Collect every line below that contains the word "chauffage".

### EXERCISE INPUT
☆ ☆ ☆ ☆ ☆

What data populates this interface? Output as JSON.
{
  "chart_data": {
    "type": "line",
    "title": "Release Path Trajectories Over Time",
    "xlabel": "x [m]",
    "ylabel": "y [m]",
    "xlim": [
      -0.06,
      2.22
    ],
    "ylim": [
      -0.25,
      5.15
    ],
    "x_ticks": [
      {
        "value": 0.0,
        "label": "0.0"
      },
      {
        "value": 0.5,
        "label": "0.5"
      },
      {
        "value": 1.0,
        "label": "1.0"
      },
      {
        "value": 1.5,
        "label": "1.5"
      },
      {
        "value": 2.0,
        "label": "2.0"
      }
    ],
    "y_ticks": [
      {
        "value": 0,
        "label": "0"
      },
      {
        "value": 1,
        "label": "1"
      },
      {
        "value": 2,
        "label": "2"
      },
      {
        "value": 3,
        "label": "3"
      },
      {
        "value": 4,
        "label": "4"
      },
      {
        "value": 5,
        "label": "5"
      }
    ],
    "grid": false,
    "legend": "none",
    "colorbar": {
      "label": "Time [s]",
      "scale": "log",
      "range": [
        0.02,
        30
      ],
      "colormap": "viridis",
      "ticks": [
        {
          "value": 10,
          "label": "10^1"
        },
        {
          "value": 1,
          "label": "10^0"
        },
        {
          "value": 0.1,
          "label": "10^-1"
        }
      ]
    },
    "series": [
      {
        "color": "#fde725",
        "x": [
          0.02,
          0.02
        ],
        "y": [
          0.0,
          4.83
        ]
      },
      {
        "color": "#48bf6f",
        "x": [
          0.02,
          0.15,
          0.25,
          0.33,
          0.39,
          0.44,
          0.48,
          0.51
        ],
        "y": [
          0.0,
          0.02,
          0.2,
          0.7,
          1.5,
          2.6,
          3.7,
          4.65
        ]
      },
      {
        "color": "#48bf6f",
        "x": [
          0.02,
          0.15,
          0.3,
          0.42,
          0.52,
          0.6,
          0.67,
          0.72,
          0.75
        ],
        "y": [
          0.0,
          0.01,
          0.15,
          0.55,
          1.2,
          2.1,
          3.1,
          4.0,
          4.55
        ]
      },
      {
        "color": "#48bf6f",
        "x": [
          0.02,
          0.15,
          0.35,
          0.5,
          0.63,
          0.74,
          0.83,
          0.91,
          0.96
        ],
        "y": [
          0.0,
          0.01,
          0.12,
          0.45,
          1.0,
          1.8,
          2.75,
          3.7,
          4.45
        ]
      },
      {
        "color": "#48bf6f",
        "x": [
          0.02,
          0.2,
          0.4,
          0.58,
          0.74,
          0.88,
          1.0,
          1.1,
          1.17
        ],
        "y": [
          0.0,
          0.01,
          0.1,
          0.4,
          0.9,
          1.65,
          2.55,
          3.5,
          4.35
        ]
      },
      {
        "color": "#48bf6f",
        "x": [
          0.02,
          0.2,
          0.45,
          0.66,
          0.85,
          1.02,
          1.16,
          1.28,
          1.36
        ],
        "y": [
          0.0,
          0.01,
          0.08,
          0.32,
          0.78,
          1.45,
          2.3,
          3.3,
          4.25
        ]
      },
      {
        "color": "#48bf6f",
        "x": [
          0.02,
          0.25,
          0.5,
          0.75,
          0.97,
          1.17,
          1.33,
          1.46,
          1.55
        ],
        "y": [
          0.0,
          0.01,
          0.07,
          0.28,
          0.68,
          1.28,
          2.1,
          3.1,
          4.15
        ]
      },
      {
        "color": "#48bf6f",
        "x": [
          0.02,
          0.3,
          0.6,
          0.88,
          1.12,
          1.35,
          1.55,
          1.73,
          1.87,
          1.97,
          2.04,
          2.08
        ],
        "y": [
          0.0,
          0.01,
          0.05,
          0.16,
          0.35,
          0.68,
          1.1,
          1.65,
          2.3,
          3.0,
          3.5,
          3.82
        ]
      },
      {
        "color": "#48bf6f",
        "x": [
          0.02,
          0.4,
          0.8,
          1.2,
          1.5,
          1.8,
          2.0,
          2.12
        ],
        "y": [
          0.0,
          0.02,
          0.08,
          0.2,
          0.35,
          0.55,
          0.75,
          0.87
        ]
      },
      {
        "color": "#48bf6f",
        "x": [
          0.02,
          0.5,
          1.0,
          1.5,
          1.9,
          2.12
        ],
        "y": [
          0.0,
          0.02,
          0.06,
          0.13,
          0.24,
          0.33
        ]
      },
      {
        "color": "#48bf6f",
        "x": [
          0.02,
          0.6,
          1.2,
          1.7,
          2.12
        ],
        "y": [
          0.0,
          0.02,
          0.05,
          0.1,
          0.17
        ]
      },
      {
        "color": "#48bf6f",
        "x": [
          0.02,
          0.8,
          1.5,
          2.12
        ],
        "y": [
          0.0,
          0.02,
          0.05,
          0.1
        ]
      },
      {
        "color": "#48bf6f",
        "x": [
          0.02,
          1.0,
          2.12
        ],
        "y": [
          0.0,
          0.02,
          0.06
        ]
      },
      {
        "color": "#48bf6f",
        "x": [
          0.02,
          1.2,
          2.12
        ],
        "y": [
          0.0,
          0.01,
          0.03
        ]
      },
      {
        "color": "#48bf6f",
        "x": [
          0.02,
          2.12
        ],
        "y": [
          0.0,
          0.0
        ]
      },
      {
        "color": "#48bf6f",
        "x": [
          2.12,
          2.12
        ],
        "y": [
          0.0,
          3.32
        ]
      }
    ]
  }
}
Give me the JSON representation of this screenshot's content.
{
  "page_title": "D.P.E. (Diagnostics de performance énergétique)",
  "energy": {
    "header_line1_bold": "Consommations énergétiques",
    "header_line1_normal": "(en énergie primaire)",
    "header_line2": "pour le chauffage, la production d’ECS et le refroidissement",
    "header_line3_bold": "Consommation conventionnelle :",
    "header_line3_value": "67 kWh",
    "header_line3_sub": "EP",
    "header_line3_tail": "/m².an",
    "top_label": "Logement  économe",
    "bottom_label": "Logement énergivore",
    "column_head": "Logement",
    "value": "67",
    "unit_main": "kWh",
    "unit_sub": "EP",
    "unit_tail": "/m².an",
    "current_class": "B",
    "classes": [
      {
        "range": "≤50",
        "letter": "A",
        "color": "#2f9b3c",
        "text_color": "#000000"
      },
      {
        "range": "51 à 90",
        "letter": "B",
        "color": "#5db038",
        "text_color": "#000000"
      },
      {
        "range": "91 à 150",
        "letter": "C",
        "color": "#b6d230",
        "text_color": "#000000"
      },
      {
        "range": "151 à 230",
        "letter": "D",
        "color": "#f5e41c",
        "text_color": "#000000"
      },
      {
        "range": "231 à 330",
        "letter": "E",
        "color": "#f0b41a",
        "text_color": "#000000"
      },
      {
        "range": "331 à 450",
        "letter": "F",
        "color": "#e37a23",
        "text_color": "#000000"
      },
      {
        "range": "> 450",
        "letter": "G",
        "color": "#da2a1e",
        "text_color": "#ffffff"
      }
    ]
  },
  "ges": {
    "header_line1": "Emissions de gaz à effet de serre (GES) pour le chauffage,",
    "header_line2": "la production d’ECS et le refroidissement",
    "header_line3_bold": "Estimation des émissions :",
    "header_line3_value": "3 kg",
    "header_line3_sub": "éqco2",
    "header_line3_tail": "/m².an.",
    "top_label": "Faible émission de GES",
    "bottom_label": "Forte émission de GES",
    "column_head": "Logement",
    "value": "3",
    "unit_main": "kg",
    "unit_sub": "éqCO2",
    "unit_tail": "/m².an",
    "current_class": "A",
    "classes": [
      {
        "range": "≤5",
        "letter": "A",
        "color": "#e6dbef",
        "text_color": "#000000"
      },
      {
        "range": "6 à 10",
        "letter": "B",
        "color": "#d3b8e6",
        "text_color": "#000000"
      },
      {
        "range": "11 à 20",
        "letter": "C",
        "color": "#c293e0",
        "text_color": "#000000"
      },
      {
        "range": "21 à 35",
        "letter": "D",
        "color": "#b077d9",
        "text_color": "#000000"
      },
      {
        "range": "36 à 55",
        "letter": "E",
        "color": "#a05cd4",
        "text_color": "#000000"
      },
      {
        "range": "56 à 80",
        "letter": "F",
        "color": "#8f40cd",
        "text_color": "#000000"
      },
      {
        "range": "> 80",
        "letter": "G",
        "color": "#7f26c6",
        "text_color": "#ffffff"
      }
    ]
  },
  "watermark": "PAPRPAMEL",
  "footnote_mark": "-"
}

☆ ☆ ☆ ☆ ☆

### THE ANSWER
    "header_line2": "pour le chauffage, la production d’ECS et le refroidissement",
    "header_line1": "Emissions de gaz à effet de serre (GES) pour le chauffage,",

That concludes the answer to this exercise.